Challenge:
Copy the data exactly; pictures stay out of the copy.

[A run of records]
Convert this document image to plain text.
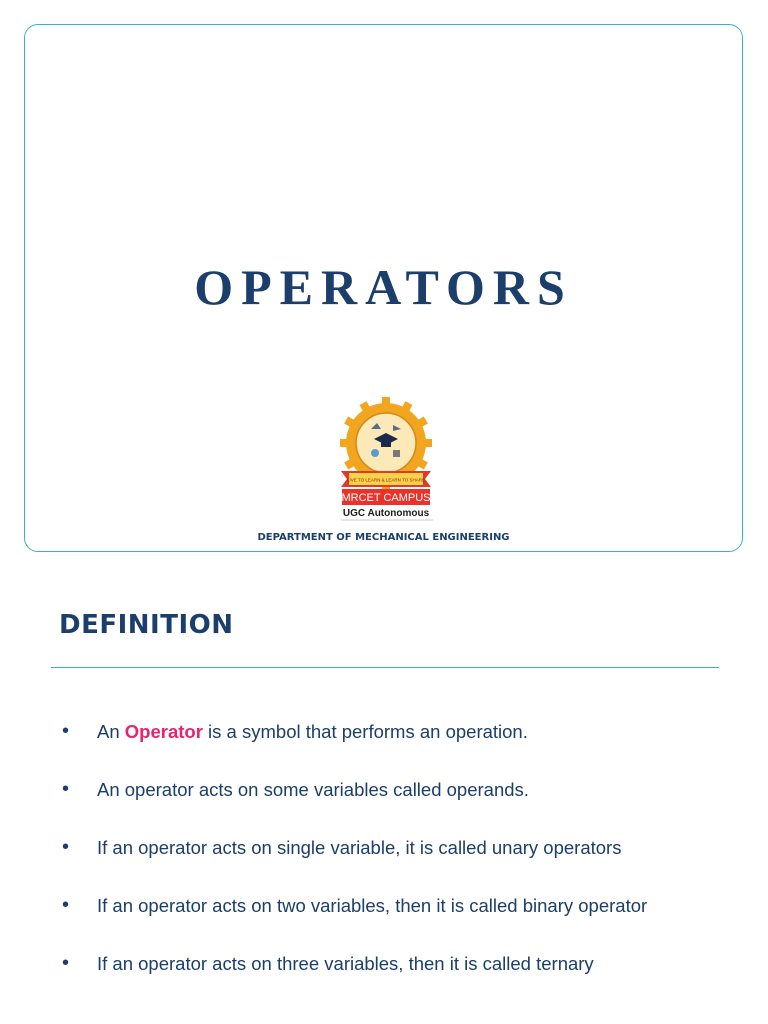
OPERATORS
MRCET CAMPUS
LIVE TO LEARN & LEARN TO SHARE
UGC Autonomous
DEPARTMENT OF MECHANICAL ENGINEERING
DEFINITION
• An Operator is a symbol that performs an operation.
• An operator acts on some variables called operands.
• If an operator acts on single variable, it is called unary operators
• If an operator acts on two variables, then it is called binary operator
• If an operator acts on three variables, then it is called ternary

Complete answer:
Convert this document image to plain text.
OPERATORS
MRCET CAMPUS
LIVE TO LEARN & LEARN TO SHARE
UGC Autonomous
DEPARTMENT OF MECHANICAL ENGINEERING
DEFINITION
• An Operator is a symbol that performs an operation.
• An operator acts on some variables called operands.
• If an operator acts on single variable, it is called unary operators
• If an operator acts on two variables, then it is called binary operator
• If an operator acts on three variables, then it is called ternary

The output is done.